**WRITTEN TASK A**
Copy the passage of the forum thread between "cool, thank you" and "best to help!", inclusive.

··· SELECTED EXCERPT

Oh yes, sorry. It says Differentiate f(u) I have not yet differentiated using roots yet

- anonymous

lol fu

- anonymous

ok so first:

- Carissa15

\[\sqrt[4]{u^2+u}\]

- anonymous

so first of all do you know how to simplify the equation?

- arindameducationusc

See this......

##### 1 Attachment

- arindameducationusc

@Carissa15 you there?

- Carissa15

yes, that makes sense so far

- Carissa15

I thought that you add 1/2 to "remove" the root from the equation but then I get lost..

- arindameducationusc

??

- Carissa15

So you could then take the derivative of the simplified equation? I didn't know how to simplify and remove the \[\sqrt{u}\] from the equation

- arindameducationusc

O....... sqrt=1/2, 4sqrt=4/2=2. Got it?

- Carissa15

cool, thank you :-) much more sense

- arindameducationusc

My pleasure.... Don't forget to add a medal and be a fan. And definitely ask more questions. Will try my best to help!

- Carissa15

which would leave me with \[4u^2+2(2u+1)+4u\] as the derivative?

- Astrophysics

\[\sqrt[4]{u^2+u} \implies (u^2+u)^{1/4}\]
\[\frac{ d }{ du } (u^2+u)^{1/4} = \frac{ 1 }{ 4 }(u^2+u)^{-3/4} \times \frac{ d }{ du }(u^2+u)\] notice we apply the chain rule.

······
··· MATERIALS PROVIDED

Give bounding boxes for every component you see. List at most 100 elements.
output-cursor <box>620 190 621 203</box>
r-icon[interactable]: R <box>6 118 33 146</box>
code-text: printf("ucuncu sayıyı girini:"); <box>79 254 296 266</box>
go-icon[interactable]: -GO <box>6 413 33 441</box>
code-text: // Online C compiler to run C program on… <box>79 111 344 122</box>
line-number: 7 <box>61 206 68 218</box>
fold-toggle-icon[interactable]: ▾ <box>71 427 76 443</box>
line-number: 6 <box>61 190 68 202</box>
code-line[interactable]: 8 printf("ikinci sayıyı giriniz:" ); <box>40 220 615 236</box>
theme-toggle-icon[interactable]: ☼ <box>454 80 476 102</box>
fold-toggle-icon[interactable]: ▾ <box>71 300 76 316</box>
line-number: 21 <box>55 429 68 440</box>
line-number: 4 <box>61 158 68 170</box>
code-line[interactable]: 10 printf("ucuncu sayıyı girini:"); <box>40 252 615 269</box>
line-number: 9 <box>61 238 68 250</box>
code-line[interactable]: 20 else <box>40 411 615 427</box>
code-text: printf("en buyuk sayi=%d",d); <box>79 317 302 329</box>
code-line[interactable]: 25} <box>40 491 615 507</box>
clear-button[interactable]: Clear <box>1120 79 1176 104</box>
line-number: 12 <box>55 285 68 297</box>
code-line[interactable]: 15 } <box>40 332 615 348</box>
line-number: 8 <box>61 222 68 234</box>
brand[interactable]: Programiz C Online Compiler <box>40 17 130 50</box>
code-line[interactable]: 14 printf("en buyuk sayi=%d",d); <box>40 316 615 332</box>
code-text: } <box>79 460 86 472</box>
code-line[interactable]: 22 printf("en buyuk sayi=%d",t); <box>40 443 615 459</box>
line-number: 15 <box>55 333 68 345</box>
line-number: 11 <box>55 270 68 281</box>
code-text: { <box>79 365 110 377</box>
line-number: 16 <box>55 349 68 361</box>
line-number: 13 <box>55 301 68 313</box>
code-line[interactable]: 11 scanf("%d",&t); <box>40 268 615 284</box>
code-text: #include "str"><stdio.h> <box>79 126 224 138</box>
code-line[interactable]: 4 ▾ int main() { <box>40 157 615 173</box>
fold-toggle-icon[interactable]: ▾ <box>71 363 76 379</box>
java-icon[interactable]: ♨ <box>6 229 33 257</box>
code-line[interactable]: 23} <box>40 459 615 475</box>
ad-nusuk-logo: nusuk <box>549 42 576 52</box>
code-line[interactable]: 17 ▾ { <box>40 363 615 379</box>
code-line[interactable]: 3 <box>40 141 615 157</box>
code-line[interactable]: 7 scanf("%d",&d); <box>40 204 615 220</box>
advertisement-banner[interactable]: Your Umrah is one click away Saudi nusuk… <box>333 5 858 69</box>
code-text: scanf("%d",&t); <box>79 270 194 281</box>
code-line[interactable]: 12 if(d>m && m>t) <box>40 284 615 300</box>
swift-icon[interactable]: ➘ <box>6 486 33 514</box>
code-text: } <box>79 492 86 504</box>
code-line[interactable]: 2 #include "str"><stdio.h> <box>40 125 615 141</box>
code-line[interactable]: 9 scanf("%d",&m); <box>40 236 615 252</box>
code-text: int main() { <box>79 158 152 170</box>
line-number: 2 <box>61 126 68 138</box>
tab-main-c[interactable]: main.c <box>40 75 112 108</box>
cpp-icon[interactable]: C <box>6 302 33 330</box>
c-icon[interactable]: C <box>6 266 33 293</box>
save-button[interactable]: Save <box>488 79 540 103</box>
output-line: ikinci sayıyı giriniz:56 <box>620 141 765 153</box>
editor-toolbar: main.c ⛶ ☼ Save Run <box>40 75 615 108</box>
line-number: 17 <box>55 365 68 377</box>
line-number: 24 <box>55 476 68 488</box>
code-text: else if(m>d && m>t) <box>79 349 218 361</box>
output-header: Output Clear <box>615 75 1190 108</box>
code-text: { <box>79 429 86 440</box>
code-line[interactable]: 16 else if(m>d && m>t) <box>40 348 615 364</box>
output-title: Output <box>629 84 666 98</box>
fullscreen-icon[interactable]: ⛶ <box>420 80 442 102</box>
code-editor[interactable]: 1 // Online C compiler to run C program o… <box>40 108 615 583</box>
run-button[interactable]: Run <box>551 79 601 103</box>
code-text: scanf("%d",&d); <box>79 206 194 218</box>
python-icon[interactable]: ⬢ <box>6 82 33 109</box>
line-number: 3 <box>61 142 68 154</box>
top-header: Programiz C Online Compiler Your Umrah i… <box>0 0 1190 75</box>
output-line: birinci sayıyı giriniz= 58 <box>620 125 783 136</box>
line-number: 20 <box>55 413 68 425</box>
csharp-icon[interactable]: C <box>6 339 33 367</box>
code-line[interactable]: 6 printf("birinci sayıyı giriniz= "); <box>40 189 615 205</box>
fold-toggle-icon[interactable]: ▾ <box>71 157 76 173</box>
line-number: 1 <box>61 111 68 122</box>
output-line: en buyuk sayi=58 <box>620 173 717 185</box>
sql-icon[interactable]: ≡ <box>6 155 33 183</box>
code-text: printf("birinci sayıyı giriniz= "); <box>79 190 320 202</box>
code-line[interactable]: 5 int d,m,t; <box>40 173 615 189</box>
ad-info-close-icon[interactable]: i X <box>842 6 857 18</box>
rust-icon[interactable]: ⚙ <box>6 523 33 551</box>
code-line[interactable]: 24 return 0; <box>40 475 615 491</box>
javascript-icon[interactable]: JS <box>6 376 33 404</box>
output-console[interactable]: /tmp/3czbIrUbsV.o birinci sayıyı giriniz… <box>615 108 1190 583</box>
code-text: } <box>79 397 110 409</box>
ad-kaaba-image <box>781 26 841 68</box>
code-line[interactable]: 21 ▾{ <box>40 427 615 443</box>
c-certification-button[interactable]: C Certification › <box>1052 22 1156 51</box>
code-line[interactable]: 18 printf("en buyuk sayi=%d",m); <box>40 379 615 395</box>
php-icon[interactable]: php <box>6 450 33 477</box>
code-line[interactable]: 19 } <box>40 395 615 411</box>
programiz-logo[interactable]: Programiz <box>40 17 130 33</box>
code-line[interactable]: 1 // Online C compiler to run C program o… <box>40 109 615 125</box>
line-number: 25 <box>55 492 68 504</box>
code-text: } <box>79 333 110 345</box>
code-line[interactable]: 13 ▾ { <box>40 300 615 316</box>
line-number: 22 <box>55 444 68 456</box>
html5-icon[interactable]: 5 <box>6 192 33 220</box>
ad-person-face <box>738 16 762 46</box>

······

**WRITTEN TASK B**
Repeat the entries from their first line through the line containing "code-text: // Online", inclusive.

**FULL OUTPUT A**
cool, thank you :-) much more sense

- arindameducationusc

My pleasure.... Don't forget to add a medal and be a fan. And definitely ask more questions. Will try my best to help!

**FULL OUTPUT B**
Give bounding boxes for every component you see. List at most 100 elements.
output-cursor <box>620 190 621 203</box>
r-icon[interactable]: R <box>6 118 33 146</box>
code-text: printf("ucuncu sayıyı girini:"); <box>79 254 296 266</box>
go-icon[interactable]: -GO <box>6 413 33 441</box>
code-text: // Online C compiler to run C program on… <box>79 111 344 122</box>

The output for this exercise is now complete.